Stated exercise> Tally up the lines carrying the string "title" and respond with only the resulting number.

Given records>
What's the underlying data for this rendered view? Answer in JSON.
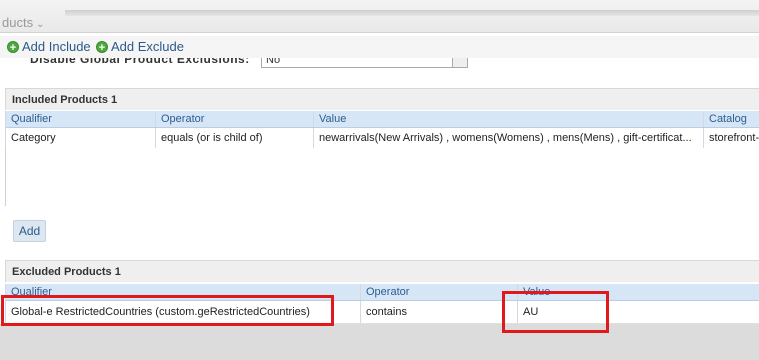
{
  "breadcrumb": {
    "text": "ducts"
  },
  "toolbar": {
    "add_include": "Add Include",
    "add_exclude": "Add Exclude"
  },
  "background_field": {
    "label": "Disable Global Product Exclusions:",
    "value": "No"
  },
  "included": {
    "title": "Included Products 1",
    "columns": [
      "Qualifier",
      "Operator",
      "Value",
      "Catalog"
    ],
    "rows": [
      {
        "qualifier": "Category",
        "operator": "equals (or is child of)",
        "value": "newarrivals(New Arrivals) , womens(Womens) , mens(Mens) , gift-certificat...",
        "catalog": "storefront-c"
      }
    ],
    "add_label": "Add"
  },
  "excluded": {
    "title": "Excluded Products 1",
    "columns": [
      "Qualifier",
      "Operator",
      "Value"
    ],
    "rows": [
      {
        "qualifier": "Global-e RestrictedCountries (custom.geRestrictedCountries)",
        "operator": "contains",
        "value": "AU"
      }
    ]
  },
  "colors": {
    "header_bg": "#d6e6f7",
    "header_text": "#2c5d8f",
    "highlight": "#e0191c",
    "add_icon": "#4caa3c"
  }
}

The completed task> 2